INSTRUCTIONS TO FOLLOW -> Check every line of the entries below for the word "barcode", and copy the ones that have it.

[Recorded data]

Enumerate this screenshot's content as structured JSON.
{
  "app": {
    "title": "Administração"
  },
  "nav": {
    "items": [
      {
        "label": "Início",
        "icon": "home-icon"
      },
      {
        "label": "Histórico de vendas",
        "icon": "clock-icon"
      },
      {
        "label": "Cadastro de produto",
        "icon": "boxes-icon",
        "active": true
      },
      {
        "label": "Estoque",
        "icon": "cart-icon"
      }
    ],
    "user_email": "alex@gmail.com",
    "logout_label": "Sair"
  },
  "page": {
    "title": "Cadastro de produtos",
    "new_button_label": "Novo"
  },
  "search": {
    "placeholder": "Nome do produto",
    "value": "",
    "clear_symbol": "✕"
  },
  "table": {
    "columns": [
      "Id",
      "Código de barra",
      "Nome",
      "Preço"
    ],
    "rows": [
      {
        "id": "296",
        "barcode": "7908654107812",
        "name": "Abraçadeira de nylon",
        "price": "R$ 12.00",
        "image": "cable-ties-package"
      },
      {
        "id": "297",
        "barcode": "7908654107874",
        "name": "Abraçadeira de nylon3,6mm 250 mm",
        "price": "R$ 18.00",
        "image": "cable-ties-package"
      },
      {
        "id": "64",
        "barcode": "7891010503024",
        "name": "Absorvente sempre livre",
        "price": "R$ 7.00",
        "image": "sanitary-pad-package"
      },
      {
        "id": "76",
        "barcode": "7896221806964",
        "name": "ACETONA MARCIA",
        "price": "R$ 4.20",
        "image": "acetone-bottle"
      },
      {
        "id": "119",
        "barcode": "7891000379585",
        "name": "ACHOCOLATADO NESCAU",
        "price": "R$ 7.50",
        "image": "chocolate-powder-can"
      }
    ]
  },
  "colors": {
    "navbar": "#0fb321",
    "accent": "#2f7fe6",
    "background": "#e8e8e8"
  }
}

EXERCISE OUTPUT ->
        "barcode": "7908654107812",
        "barcode": "7908654107874",
        "barcode": "7891010503024",
        "barcode": "7896221806964",
        "barcode": "7891000379585",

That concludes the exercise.